Data extracted from a collection
○ ○ ○ ○ ○

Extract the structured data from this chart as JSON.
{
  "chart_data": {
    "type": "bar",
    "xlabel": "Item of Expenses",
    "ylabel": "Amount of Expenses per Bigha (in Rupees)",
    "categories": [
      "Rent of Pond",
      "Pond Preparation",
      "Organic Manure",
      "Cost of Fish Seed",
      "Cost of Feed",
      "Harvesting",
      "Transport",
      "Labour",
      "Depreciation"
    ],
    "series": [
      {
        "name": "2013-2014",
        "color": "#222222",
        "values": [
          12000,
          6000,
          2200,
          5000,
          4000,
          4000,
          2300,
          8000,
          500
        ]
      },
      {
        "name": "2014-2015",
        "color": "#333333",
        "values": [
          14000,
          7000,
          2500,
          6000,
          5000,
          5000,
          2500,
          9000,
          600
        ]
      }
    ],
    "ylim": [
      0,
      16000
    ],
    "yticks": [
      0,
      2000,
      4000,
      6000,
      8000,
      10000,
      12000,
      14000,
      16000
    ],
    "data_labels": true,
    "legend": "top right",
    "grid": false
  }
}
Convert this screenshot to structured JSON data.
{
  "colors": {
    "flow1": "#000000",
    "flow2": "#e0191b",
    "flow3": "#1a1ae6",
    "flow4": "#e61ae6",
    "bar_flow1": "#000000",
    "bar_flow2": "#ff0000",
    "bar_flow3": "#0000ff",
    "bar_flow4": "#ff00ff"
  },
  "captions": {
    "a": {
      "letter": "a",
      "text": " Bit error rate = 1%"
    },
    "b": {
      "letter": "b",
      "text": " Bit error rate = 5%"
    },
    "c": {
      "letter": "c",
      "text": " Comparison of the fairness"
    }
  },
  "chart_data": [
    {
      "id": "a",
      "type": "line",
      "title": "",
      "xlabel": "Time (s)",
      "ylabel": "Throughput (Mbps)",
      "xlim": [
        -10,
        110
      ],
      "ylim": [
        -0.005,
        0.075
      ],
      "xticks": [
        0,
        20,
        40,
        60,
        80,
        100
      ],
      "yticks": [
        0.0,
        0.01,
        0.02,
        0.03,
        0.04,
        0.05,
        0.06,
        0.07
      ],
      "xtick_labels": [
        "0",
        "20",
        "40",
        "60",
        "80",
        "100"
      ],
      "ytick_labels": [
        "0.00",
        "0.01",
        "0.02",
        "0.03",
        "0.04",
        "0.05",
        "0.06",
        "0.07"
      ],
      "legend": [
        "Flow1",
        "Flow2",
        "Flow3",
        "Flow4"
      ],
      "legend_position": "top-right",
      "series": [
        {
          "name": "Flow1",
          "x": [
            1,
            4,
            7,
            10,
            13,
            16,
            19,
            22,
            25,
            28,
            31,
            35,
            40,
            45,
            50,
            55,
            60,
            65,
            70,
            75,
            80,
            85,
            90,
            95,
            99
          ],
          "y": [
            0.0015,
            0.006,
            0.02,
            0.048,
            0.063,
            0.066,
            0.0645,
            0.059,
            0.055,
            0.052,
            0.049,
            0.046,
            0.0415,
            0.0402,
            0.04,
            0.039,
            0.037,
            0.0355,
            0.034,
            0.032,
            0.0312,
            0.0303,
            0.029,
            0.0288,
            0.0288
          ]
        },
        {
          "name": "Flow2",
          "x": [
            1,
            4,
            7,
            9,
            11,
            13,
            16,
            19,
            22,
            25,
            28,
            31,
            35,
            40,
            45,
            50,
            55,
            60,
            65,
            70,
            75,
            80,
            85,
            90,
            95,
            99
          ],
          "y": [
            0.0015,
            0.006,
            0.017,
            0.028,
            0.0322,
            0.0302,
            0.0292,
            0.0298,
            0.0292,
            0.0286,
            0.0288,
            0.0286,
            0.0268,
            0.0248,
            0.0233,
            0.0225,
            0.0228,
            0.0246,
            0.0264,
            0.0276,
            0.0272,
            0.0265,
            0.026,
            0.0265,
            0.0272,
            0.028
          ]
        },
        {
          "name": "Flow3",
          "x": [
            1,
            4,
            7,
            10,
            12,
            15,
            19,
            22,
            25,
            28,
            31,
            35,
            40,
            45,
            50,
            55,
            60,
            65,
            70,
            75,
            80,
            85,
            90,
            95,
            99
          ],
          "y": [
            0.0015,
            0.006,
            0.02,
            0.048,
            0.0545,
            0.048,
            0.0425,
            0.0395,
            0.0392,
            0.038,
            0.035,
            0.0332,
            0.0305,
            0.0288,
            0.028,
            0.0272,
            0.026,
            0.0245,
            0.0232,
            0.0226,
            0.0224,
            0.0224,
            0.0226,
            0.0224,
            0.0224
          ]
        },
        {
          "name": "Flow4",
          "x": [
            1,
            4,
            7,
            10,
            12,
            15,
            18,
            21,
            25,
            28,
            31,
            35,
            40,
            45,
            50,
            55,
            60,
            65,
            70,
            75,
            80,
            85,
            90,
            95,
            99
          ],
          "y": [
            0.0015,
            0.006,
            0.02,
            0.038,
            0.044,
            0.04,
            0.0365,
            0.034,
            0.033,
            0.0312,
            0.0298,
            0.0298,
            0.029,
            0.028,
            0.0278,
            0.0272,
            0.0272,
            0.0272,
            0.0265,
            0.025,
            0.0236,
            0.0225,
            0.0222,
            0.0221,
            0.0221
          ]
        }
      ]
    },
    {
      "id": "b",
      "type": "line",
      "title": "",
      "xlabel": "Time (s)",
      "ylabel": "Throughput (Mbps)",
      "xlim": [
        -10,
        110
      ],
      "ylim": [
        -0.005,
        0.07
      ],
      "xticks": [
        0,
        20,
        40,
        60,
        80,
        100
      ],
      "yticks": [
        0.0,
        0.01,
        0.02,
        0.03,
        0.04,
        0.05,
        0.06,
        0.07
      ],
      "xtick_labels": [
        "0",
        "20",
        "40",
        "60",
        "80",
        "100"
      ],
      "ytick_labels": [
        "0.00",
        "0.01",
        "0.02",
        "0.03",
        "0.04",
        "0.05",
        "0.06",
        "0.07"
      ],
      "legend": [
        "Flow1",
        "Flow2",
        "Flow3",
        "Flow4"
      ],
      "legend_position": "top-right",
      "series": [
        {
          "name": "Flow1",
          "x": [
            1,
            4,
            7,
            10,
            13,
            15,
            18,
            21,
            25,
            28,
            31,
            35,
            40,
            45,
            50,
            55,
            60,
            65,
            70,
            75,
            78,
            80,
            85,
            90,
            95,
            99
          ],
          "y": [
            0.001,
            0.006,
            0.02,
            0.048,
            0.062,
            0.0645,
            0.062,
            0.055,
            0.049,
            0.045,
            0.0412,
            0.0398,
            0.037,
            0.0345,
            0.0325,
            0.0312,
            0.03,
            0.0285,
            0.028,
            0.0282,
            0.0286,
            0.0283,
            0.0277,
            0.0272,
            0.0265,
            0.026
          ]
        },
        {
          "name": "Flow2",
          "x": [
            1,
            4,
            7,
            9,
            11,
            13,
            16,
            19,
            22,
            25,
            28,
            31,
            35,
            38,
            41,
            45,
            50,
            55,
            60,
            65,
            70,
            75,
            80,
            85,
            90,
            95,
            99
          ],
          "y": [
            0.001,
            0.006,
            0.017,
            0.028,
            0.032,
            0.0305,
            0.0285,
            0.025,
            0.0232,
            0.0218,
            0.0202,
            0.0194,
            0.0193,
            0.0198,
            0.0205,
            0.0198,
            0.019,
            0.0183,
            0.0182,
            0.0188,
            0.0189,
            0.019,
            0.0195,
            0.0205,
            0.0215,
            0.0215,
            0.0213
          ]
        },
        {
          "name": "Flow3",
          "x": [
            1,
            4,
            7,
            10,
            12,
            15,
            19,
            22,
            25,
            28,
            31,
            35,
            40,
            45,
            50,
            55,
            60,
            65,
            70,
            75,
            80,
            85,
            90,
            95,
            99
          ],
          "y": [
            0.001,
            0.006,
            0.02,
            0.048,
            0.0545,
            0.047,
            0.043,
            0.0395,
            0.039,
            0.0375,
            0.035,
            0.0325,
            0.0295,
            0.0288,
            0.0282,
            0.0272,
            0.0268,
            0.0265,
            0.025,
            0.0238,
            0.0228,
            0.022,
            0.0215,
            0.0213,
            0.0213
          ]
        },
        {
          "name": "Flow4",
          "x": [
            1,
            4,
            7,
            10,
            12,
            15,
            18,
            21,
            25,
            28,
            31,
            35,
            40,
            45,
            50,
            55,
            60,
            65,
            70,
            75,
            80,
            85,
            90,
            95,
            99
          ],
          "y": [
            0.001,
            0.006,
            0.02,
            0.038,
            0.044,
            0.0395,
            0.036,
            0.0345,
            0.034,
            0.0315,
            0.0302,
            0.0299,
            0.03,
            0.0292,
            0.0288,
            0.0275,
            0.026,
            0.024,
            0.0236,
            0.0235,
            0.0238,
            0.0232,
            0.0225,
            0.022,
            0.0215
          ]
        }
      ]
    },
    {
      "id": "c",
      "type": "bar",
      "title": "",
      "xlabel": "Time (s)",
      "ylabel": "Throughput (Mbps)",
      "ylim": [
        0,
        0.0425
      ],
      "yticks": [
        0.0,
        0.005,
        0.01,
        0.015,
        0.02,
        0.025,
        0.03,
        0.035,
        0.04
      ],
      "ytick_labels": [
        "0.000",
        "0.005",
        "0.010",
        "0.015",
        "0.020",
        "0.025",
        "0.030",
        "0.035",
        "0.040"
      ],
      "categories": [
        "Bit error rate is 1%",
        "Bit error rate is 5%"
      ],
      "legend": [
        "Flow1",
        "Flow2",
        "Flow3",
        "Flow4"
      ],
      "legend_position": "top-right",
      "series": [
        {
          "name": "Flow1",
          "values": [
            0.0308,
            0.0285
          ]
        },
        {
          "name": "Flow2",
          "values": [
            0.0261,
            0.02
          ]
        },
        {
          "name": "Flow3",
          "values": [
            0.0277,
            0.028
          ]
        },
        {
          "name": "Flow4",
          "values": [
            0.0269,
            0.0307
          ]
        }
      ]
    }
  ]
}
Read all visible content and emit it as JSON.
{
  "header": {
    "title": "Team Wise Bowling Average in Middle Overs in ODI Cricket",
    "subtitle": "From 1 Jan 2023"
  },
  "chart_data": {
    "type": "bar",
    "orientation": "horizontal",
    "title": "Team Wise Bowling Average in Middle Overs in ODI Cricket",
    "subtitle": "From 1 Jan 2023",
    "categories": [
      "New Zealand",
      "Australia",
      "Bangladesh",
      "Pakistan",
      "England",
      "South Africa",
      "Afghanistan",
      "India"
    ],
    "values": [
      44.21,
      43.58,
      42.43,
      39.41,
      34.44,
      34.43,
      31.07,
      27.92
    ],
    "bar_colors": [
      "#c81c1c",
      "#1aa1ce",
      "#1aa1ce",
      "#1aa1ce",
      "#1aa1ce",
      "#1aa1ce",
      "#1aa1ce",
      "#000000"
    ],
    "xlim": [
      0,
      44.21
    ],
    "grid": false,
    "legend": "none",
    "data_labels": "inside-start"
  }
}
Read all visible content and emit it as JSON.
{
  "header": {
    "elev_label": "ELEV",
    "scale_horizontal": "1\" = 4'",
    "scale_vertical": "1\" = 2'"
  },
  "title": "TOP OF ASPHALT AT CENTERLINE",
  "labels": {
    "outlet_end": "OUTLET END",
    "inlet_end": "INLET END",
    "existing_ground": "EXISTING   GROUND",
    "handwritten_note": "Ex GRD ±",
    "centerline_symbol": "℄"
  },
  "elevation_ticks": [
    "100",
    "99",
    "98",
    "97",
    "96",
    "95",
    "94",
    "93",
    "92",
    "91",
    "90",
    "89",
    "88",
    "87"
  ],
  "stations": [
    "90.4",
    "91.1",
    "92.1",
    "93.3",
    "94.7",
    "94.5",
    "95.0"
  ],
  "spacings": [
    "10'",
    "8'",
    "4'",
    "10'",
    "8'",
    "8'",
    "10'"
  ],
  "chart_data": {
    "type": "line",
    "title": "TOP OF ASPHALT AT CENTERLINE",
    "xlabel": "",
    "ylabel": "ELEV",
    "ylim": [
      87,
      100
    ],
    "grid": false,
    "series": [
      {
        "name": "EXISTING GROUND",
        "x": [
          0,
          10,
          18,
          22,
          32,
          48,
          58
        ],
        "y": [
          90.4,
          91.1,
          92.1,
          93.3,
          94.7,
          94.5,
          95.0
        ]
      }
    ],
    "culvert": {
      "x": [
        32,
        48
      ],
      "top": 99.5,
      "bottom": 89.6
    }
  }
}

○ ○ ○ ○ ○

> TASK STATEMENT
Only lines with the word "this" are wanted, so copy each one from the records.

> ANSWER BELOW
Extract the structured data from this chart as JSON.
Convert this screenshot to structured JSON data.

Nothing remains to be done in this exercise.